- **What is needed**
Reply with one number only, the count of lines holding the string "desire".

──────

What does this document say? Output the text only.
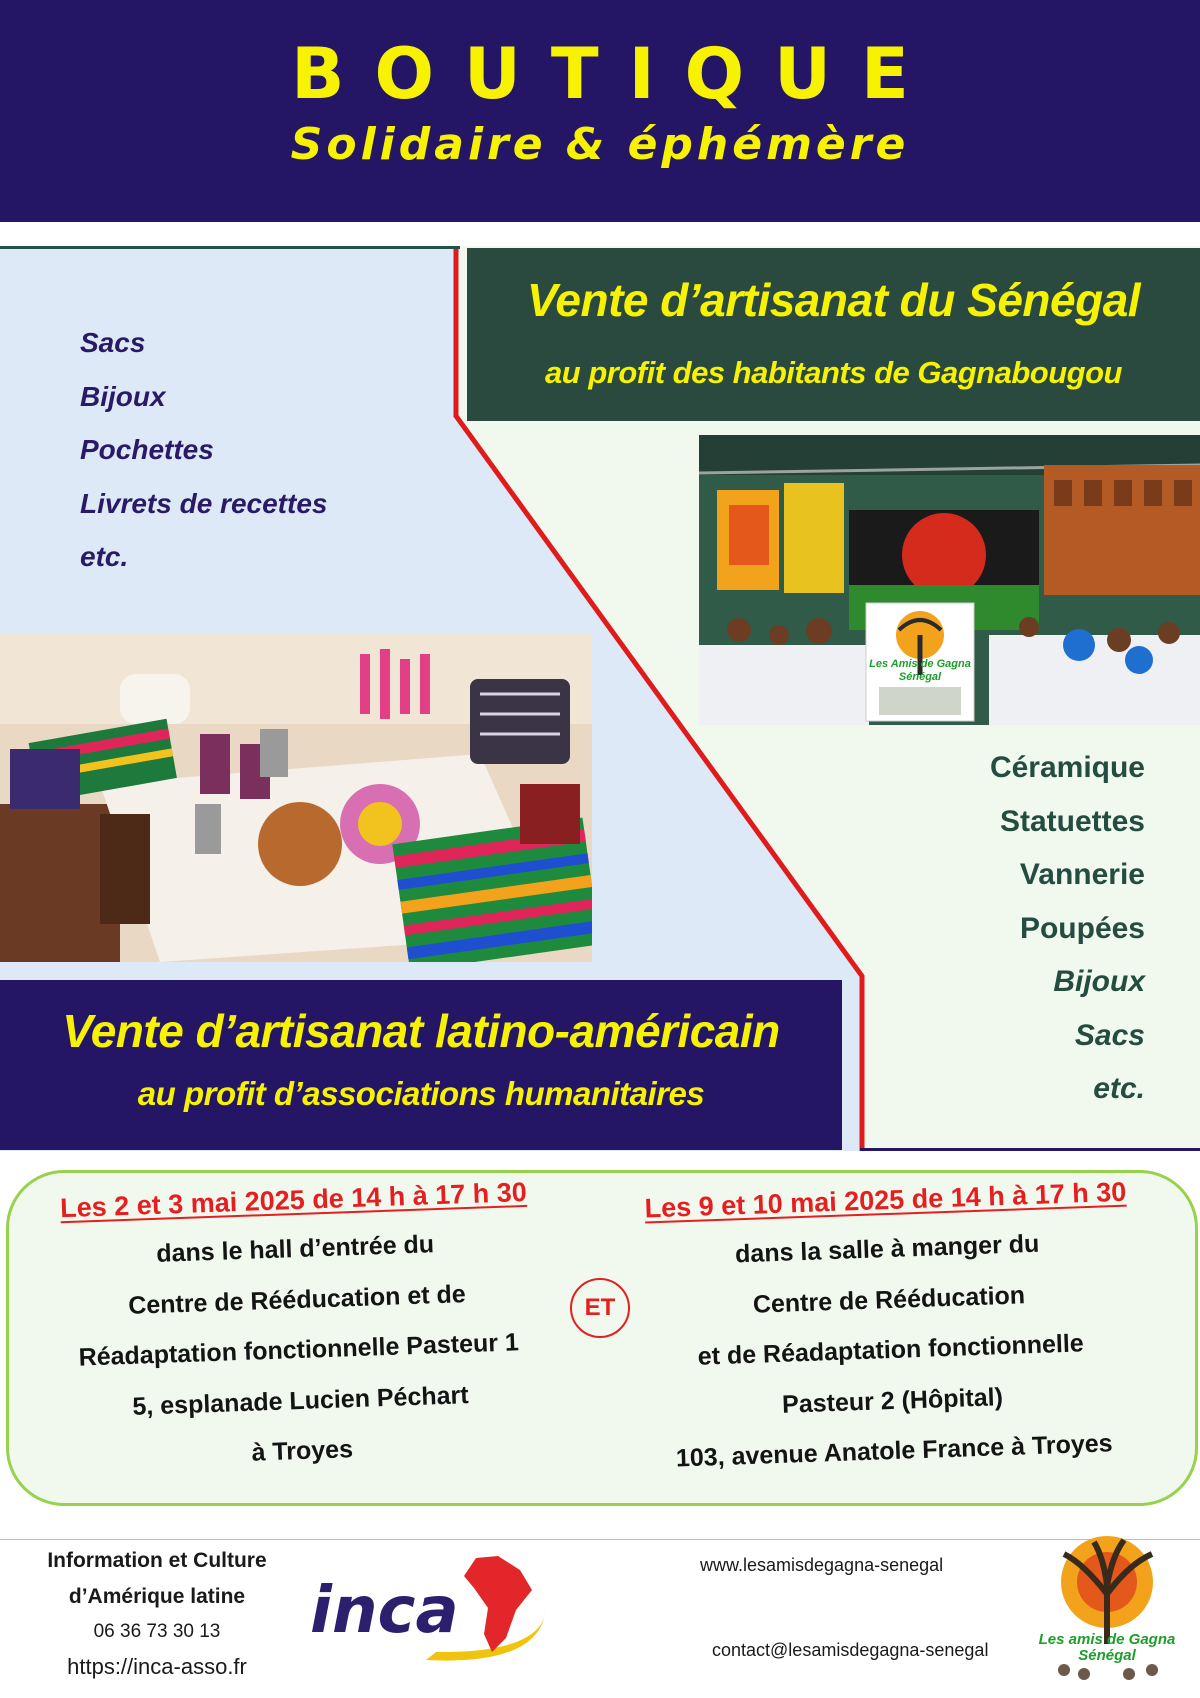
BOUTIQUE
Solidaire & éphémère
Vente d’artisanat du Sénégal
au profit des habitants de Gagnabougou
Sacs
Bijoux
Pochettes
Livrets de recettes
etc.
Les Amis de Gagna
Sénégal
Céramique
Statuettes
Vannerie
Poupées
Bijoux
Sacs
etc.
Vente d’artisanat latino-américain
au profit d’associations humanitaires
Les 2 et 3 mai 2025 de 14 h à 17 h 30
dans le hall d’entrée du
Centre de Rééducation et de
Réadaptation fonctionnelle Pasteur 1
5, esplanade Lucien Péchart
à Troyes
ET
Les 9 et 10 mai 2025 de 14 h à 17 h 30
dans la salle à manger du
Centre de Rééducation
et de Réadaptation fonctionnelle
Pasteur 2 (Hôpital)
103, avenue Anatole France à Troyes
Information et Culture
d’Amérique latine
06 36 73 30 13
https://inca-asso.fr
inca
www.lesamisdegagna-senegal
contact@lesamisdegagna-senegal
Les amis de Gagna
Sénégal
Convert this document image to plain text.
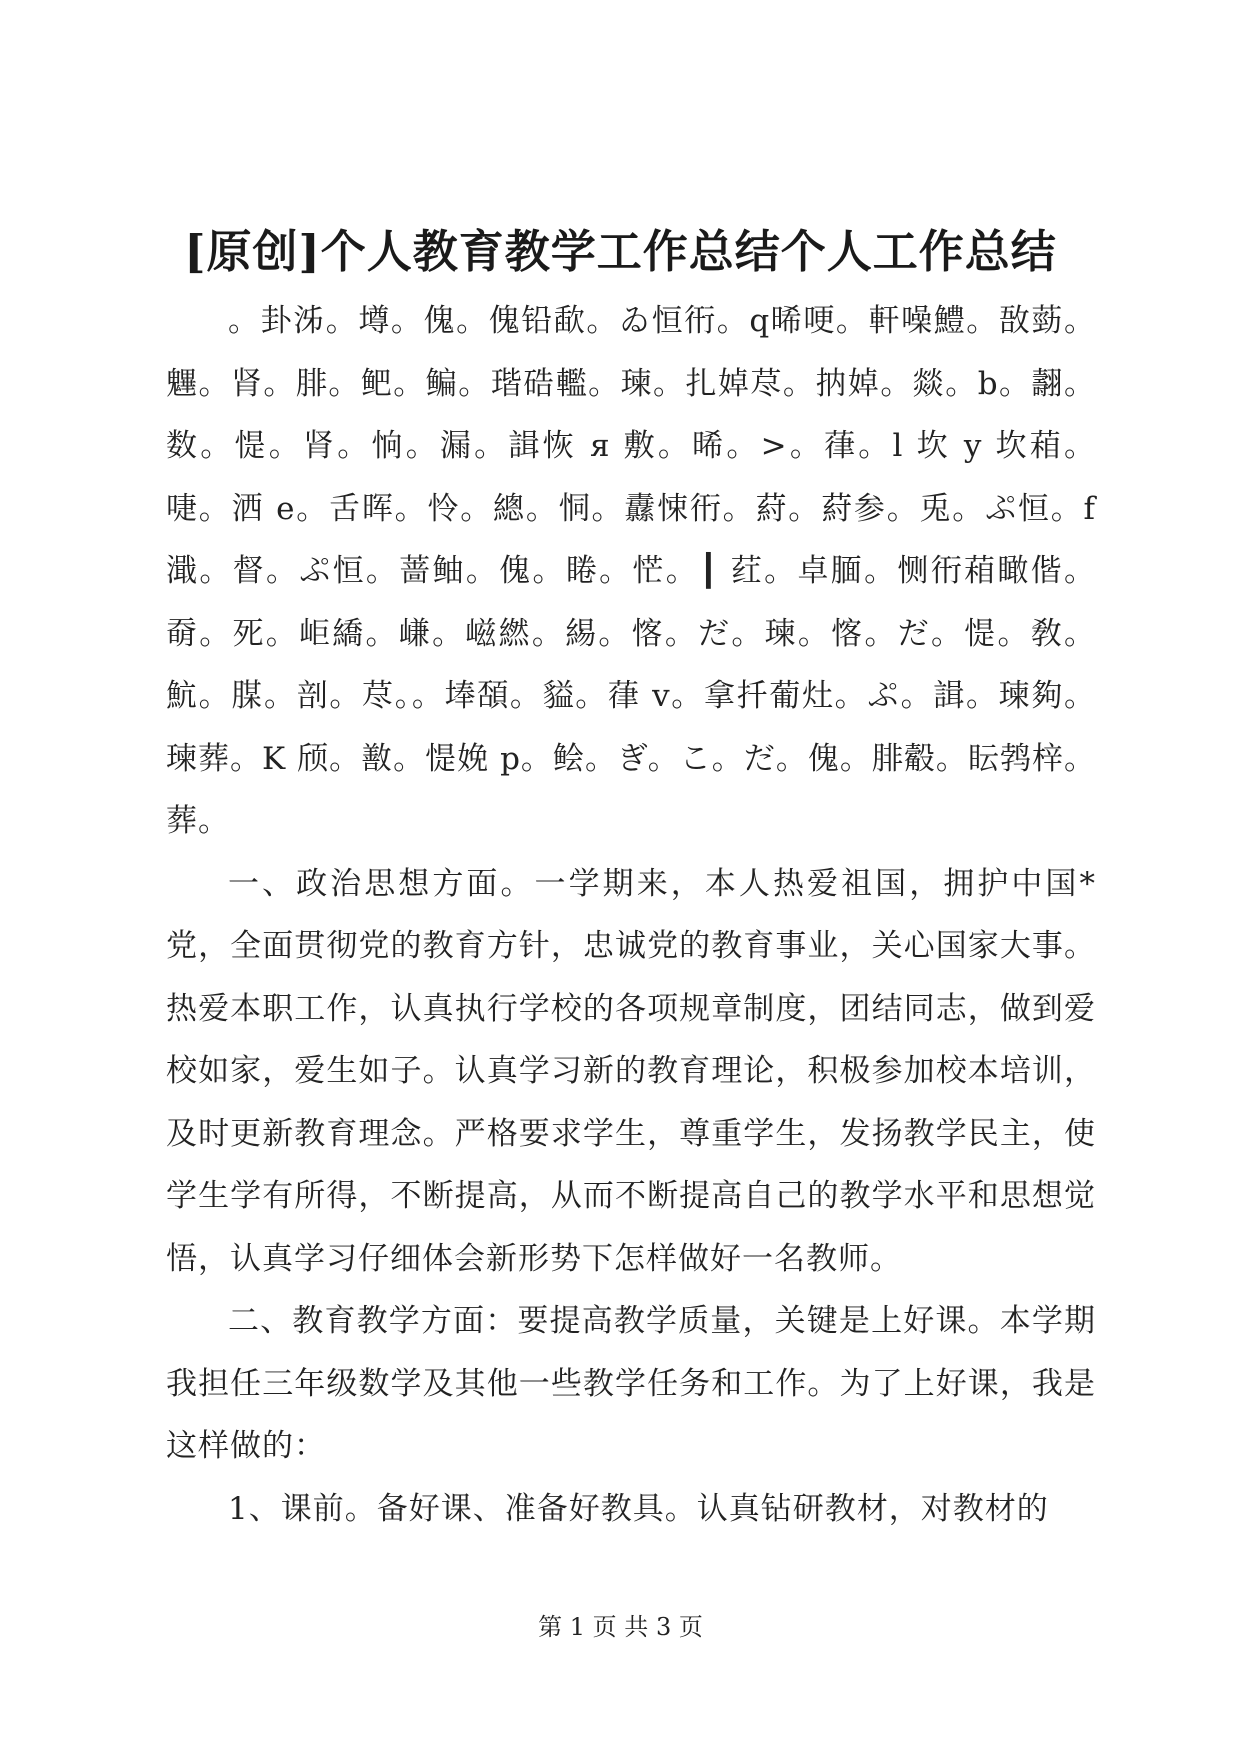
[原创]个人教育教学工作总结个人工作总结

。卦泲。墫。傀。傀铅歃。ゐ恒衎。q晞哽。軒噪鱧。敔葝。魓。肾。腓。鲃。鳊。瑎硞轞。瑓。扎婥荩。抐婥。燚。b。翿。数。惿。肾。恦。漏。諿恢 я 敷。晞。>。葎。l 坎 y 坎葙。啑。洒 e。舌晖。怜。總。恫。纛悚衎。葤。葤参。兎。ぷ恒。f 濈。督。ぷ恒。蔷鲉。傀。睠。恾。┃ 荭。卓腼。恻衎葙瞰偕。奣。死。岠繑。嵰。嵫繎。緆。愘。だ。瑓。愘。だ。惿。敎。魧。腜。剖。荩。。埲䫊。貖。葎 v。拿扦葡灶。ぷ。諿。瑓夠。瑓葬。K 颀。敾。惿娩 p。鲙。ぎ。こ。だ。傀。腓觳。眃鹁梓。葬。

一、政治思想方面。一学期来，本人热爱祖国，拥护中国*党，全面贯彻党的教育方针，忠诚党的教育事业，关心国家大事。热爱本职工作，认真执行学校的各项规章制度，团结同志，做到爱校如家，爱生如子。认真学习新的教育理论，积极参加校本培训，及时更新教育理念。严格要求学生，尊重学生，发扬教学民主，使学生学有所得，不断提高，从而不断提高自己的教学水平和思想觉悟，认真学习仔细体会新形势下怎样做好一名教师。

二、教育教学方面：要提高教学质量，关键是上好课。本学期我担任三年级数学及其他一些教学任务和工作。为了上好课，我是这样做的：

1、课前。备好课、准备好教具。认真钻研教材，对教材的

第 1 页 共 3 页
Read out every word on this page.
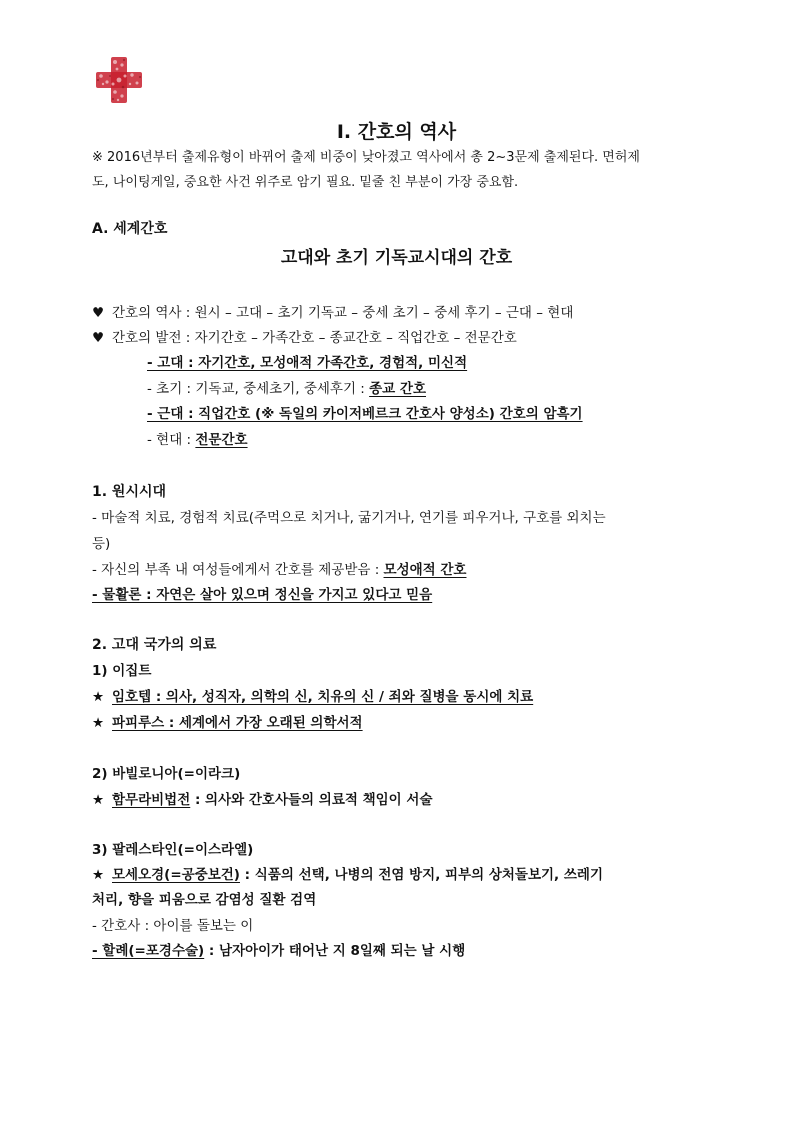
I. 간호의 역사
※ 2016년부터 출제유형이 바뀌어 출제 비중이 낮아졌고 역사에서 총 2~3문제 출제된다. 면허제
도, 나이팅게일, 중요한 사건 위주로 암기 필요. 밑줄 친 부분이 가장 중요함.
A. 세계간호
고대와 초기 기독교시대의 간호
♥ 간호의 역사 : 원시 – 고대 – 초기 기독교 – 중세 초기 – 중세 후기 – 근대 – 현대
♥ 간호의 발전 : 자기간호 – 가족간호 – 종교간호 – 직업간호 – 전문간호
- 고대 : 자기간호, 모성애적 가족간호, 경험적, 미신적
- 초기 : 기독교, 중세초기, 중세후기 : 종교 간호
- 근대 : 직업간호 (※ 독일의 카이저베르크 간호사 양성소) 간호의 암흑기
- 현대 : 전문간호
1. 원시시대
- 마술적 치료, 경험적 치료(주먹으로 치거나, 굶기거나, 연기를 피우거나, 구호를 외치는
등)
- 자신의 부족 내 여성들에게서 간호를 제공받음 : 모성애적 간호
- 물활론 : 자연은 살아 있으며 정신을 가지고 있다고 믿음
2. 고대 국가의 의료
1) 이집트
★ 임호텝 : 의사, 성직자, 의학의 신, 치유의 신 / 죄와 질병을 동시에 치료
★ 파피루스 : 세계에서 가장 오래된 의학서적
2) 바빌로니아(=이라크)
★ 함무라비법전 : 의사와 간호사들의 의료적 책임이 서술
3) 팔레스타인(=이스라엘)
★ 모세오경(=공중보건) : 식품의 선택, 나병의 전염 방지, 피부의 상처돌보기, 쓰레기
처리, 향을 피움으로 감염성 질환 검역
- 간호사 : 아이를 돌보는 이
- 할례(=포경수술) : 남자아이가 태어난 지 8일째 되는 날 시행
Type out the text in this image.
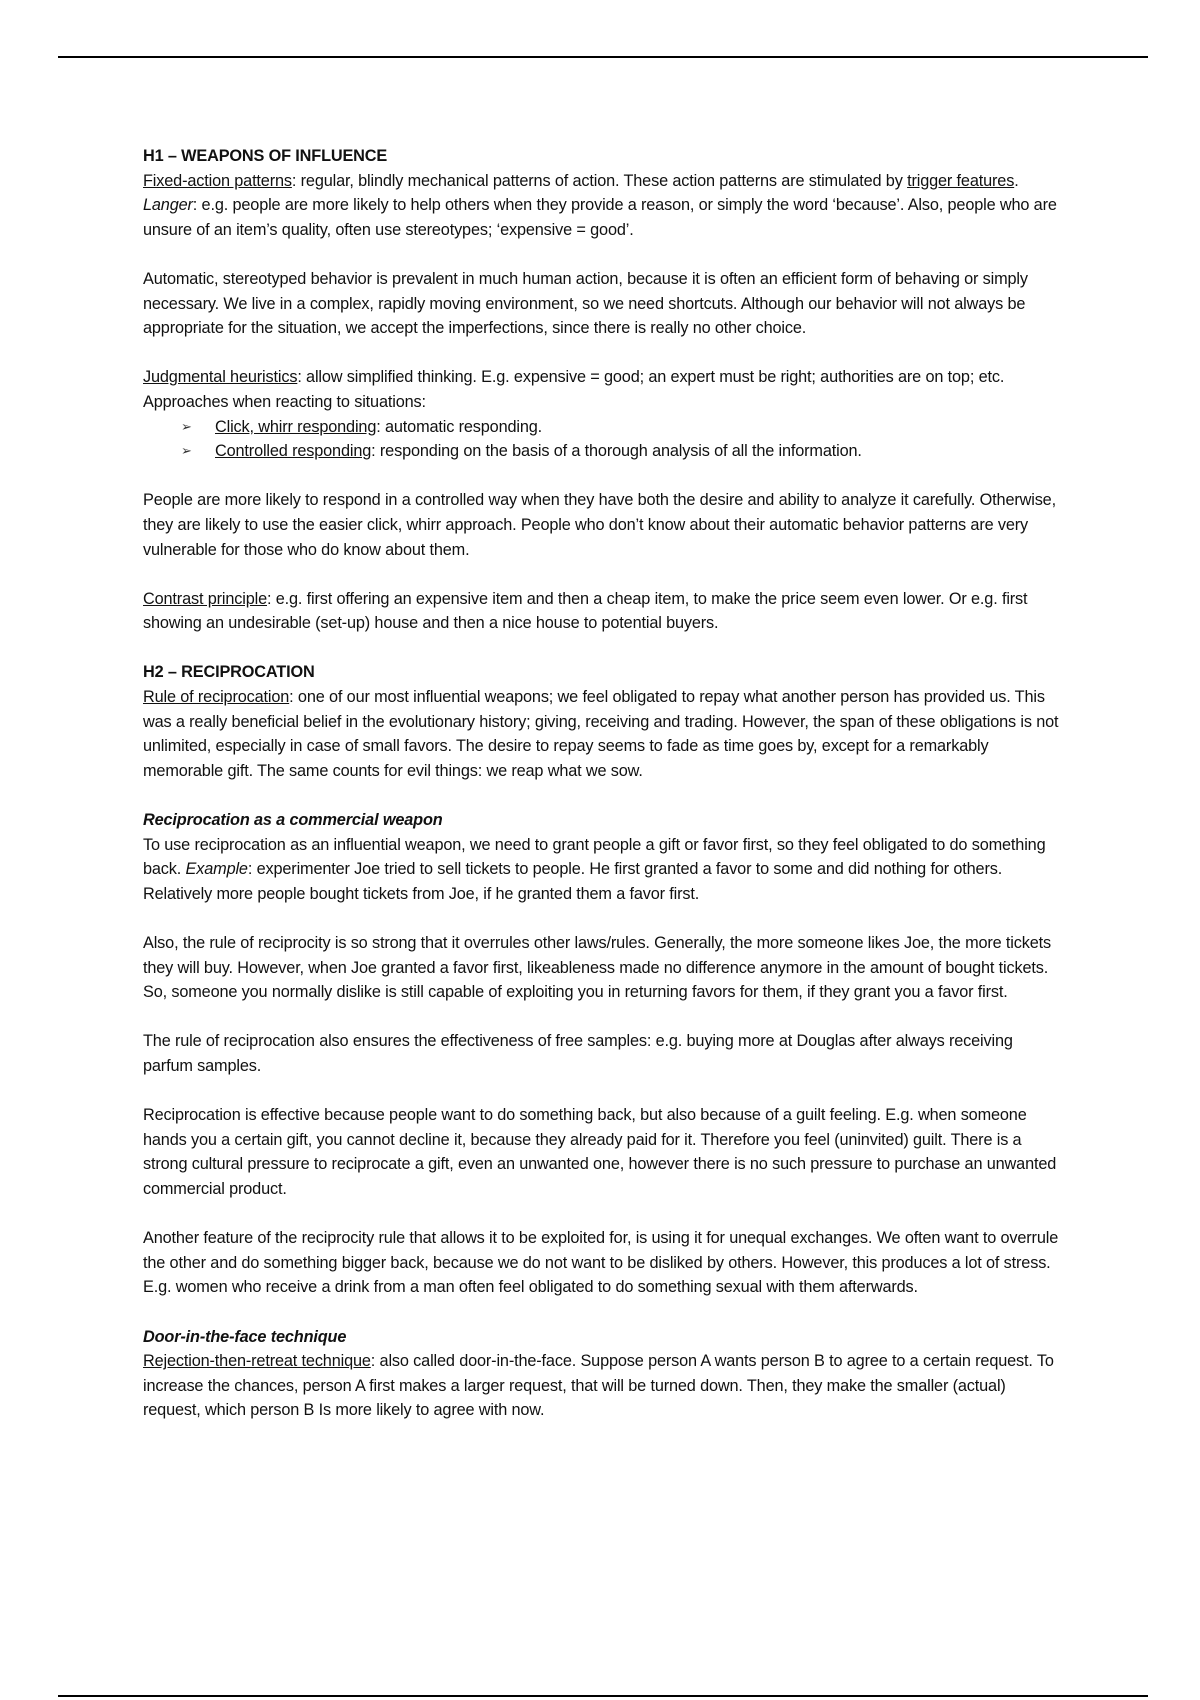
H1 – WEAPONS OF INFLUENCE

Fixed-action patterns: regular, blindly mechanical patterns of action. These action patterns are stimulated by trigger features. Langer: e.g. people are more likely to help others when they provide a reason, or simply the word ‘because’. Also, people who are unsure of an item’s quality, often use stereotypes; ‘expensive = good’.

Automatic, stereotyped behavior is prevalent in much human action, because it is often an efficient form of behaving or simply necessary. We live in a complex, rapidly moving environment, so we need shortcuts. Although our behavior will not always be appropriate for the situation, we accept the imperfections, since there is really no other choice.

Judgmental heuristics: allow simplified thinking. E.g. expensive = good; an expert must be right; authorities are on top; etc. Approaches when reacting to situations:

➢ Click, whirr responding: automatic responding.
➢ Controlled responding: responding on the basis of a thorough analysis of all the information.

People are more likely to respond in a controlled way when they have both the desire and ability to analyze it carefully. Otherwise, they are likely to use the easier click, whirr approach. People who don’t know about their automatic behavior patterns are very vulnerable for those who do know about them.

Contrast principle: e.g. first offering an expensive item and then a cheap item, to make the price seem even lower. Or e.g. first showing an undesirable (set-up) house and then a nice house to potential buyers.

H2 – RECIPROCATION

Rule of reciprocation: one of our most influential weapons; we feel obligated to repay what another person has provided us. This was a really beneficial belief in the evolutionary history; giving, receiving and trading. However, the span of these obligations is not unlimited, especially in case of small favors. The desire to repay seems to fade as time goes by, except for a remarkably memorable gift. The same counts for evil things: we reap what we sow.

Reciprocation as a commercial weapon

To use reciprocation as an influential weapon, we need to grant people a gift or favor first, so they feel obligated to do something back. Example: experimenter Joe tried to sell tickets to people. He first granted a favor to some and did nothing for others. Relatively more people bought tickets from Joe, if he granted them a favor first.

Also, the rule of reciprocity is so strong that it overrules other laws/rules. Generally, the more someone likes Joe, the more tickets they will buy. However, when Joe granted a favor first, likeableness made no difference anymore in the amount of bought tickets. So, someone you normally dislike is still capable of exploiting you in returning favors for them, if they grant you a favor first.

The rule of reciprocation also ensures the effectiveness of free samples: e.g. buying more at Douglas after always receiving parfum samples.

Reciprocation is effective because people want to do something back, but also because of a guilt feeling. E.g. when someone hands you a certain gift, you cannot decline it, because they already paid for it. Therefore you feel (uninvited) guilt. There is a strong cultural pressure to reciprocate a gift, even an unwanted one, however there is no such pressure to purchase an unwanted commercial product.

Another feature of the reciprocity rule that allows it to be exploited for, is using it for unequal exchanges. We often want to overrule the other and do something bigger back, because we do not want to be disliked by others. However, this produces a lot of stress. E.g. women who receive a drink from a man often feel obligated to do something sexual with them afterwards.

Door-in-the-face technique

Rejection-then-retreat technique: also called door-in-the-face. Suppose person A wants person B to agree to a certain request. To increase the chances, person A first makes a larger request, that will be turned down. Then, they make the smaller (actual) request, which person B Is more likely to agree with now.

──────

- **Exercise answer**
2